* GIVEN PROBLEM:
All lines featuring the string "기초생활보장" are to be listed.

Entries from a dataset
┄┄┄┄┄┄┄┄┄┄┄┄┄┄┄┄┄┄┄┄

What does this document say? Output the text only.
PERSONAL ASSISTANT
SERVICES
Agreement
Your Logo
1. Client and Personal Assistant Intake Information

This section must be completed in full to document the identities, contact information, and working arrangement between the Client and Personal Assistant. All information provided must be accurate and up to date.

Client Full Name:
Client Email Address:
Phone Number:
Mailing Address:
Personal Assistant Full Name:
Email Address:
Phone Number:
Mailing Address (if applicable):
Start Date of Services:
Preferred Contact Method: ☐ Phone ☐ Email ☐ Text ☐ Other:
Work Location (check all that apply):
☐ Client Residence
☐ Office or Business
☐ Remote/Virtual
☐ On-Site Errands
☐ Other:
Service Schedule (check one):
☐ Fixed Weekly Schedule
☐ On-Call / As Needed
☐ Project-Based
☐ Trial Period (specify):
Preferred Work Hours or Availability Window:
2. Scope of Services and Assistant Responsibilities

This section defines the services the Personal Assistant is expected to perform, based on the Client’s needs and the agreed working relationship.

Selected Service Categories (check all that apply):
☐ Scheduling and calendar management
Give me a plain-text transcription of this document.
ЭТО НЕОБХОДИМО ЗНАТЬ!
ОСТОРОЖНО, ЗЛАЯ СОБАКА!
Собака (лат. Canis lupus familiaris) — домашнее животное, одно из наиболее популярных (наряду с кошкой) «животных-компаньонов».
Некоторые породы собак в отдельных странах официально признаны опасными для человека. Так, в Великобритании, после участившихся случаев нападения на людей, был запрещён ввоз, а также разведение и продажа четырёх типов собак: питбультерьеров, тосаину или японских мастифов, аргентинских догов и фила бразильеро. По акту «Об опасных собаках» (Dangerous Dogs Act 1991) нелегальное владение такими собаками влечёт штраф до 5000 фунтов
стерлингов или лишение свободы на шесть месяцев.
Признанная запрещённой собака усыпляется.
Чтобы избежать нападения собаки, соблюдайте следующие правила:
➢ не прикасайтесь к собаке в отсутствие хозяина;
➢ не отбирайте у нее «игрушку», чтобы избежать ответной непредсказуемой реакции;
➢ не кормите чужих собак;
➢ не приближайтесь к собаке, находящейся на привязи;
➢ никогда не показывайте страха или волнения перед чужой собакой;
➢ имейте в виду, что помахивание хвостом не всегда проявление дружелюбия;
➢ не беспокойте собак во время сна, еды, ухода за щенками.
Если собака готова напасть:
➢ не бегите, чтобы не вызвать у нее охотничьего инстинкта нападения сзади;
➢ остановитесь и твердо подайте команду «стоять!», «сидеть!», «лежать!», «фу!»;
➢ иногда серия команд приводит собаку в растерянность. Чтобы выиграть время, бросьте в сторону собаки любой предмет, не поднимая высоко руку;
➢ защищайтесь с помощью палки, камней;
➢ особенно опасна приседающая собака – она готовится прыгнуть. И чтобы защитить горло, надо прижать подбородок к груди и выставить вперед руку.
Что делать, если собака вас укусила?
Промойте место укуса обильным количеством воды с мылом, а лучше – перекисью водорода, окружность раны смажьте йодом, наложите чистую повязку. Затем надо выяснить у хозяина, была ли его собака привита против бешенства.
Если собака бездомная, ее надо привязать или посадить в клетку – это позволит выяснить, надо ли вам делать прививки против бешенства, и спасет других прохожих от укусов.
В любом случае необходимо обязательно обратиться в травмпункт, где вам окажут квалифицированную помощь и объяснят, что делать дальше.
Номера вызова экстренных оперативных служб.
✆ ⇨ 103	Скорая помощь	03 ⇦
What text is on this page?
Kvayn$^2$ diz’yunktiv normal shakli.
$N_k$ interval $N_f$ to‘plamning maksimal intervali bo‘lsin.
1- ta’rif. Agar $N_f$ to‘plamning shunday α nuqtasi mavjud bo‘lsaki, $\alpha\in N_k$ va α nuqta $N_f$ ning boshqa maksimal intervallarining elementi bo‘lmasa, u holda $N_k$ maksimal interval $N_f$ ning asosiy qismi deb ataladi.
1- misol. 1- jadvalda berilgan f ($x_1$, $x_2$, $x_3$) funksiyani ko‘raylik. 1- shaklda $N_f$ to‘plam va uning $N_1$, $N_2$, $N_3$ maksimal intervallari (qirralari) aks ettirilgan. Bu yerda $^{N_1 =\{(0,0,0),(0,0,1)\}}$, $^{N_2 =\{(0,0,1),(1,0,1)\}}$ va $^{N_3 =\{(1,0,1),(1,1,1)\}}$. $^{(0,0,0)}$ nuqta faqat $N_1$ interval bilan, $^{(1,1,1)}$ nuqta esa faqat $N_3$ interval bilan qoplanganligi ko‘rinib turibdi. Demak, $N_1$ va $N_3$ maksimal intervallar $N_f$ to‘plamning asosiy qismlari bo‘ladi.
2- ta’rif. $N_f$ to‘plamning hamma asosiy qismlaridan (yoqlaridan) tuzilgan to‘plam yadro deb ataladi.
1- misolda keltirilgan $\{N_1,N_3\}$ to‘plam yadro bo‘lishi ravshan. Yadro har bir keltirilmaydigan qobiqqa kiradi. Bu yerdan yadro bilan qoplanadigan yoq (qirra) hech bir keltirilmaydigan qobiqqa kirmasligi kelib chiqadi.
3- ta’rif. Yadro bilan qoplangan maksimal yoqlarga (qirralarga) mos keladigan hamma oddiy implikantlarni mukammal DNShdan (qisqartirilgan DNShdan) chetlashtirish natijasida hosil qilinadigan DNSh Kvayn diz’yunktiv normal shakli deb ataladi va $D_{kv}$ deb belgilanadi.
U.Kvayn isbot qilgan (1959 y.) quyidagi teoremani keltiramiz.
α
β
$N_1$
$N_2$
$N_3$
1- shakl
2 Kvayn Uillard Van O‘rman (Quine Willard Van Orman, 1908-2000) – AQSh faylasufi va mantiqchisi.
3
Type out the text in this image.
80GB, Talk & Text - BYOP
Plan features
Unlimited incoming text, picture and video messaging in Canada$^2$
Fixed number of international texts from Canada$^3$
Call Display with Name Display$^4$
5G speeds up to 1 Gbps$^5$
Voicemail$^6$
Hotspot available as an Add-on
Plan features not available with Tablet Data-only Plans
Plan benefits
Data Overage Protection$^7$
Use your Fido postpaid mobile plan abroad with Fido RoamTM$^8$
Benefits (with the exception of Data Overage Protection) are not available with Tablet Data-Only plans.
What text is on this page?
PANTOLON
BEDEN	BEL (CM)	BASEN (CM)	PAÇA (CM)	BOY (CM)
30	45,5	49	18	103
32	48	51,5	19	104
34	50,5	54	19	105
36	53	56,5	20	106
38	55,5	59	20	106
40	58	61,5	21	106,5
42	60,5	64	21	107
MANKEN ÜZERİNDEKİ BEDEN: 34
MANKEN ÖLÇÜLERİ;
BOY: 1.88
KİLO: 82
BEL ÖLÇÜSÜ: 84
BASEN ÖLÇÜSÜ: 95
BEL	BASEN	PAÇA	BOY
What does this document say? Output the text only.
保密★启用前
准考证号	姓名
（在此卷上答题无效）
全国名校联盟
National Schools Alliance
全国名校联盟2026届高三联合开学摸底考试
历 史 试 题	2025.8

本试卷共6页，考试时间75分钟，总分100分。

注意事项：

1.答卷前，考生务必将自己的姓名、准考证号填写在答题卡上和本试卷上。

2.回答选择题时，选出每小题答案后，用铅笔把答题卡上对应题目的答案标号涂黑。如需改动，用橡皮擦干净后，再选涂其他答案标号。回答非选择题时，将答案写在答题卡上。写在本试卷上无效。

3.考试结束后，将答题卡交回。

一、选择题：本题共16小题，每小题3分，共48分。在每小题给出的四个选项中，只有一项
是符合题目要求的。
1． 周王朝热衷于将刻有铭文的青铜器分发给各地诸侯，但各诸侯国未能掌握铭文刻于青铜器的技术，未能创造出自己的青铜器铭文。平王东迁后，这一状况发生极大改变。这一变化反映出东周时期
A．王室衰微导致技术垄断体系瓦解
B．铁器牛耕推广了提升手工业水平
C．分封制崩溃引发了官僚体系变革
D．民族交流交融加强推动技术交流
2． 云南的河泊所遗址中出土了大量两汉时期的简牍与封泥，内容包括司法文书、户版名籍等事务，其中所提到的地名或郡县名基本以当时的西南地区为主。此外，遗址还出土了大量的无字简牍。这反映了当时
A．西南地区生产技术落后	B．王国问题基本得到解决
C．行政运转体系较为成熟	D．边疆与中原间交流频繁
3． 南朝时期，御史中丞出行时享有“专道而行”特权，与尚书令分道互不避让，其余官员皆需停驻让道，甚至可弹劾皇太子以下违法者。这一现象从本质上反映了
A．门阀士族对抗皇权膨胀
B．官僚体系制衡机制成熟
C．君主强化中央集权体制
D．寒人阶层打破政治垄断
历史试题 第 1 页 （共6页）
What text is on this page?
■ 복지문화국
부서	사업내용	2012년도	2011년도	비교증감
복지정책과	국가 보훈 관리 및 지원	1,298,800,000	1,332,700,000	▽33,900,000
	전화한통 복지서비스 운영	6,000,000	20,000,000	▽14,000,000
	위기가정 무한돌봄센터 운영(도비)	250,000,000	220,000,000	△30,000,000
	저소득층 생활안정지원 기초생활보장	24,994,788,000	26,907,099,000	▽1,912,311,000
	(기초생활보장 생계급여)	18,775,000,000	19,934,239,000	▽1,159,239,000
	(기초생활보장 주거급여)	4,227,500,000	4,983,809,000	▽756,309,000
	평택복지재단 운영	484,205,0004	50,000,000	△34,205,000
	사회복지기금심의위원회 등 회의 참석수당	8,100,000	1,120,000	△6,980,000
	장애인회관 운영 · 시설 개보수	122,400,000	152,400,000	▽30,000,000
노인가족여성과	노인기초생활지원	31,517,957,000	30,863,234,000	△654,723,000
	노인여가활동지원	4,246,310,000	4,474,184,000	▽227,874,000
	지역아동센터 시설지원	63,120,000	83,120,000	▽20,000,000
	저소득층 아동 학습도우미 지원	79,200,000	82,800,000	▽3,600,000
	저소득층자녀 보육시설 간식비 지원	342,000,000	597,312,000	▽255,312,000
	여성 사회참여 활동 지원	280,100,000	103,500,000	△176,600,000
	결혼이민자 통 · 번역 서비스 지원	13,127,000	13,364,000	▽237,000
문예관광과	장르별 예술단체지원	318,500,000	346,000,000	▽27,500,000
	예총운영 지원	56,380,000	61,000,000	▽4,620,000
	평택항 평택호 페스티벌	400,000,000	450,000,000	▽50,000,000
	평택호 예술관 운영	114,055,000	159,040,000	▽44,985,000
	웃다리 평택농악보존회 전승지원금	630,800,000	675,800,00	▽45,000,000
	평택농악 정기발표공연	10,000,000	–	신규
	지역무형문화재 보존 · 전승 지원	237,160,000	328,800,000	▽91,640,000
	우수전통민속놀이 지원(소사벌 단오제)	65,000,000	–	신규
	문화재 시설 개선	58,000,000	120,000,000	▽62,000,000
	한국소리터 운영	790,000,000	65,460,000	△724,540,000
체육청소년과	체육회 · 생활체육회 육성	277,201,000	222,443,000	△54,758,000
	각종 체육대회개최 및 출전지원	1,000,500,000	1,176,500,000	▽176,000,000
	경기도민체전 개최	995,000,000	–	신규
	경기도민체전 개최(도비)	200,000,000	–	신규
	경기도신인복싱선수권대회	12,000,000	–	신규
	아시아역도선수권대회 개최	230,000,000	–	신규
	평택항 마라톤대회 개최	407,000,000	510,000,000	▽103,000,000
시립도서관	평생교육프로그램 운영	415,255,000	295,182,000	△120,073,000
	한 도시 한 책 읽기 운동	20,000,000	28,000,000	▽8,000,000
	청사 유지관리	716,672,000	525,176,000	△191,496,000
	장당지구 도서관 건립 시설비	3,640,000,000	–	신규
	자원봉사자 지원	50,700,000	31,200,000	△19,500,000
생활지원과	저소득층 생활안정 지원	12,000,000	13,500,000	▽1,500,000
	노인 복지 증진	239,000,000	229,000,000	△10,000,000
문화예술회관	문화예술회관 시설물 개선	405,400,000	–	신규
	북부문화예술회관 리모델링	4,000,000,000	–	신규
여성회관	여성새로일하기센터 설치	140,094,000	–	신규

┄┄┄┄┄┄┄┄┄┄┄┄┄┄┄┄┄┄┄┄

* RESPONSE:
	저소득층 생활안정지원 기초생활보장	24,994,788,000	26,907,099,000	▽1,912,311,000
	(기초생활보장 생계급여)	18,775,000,000	19,934,239,000	▽1,159,239,000
	(기초생활보장 주거급여)	4,227,500,000	4,983,809,000	▽756,309,000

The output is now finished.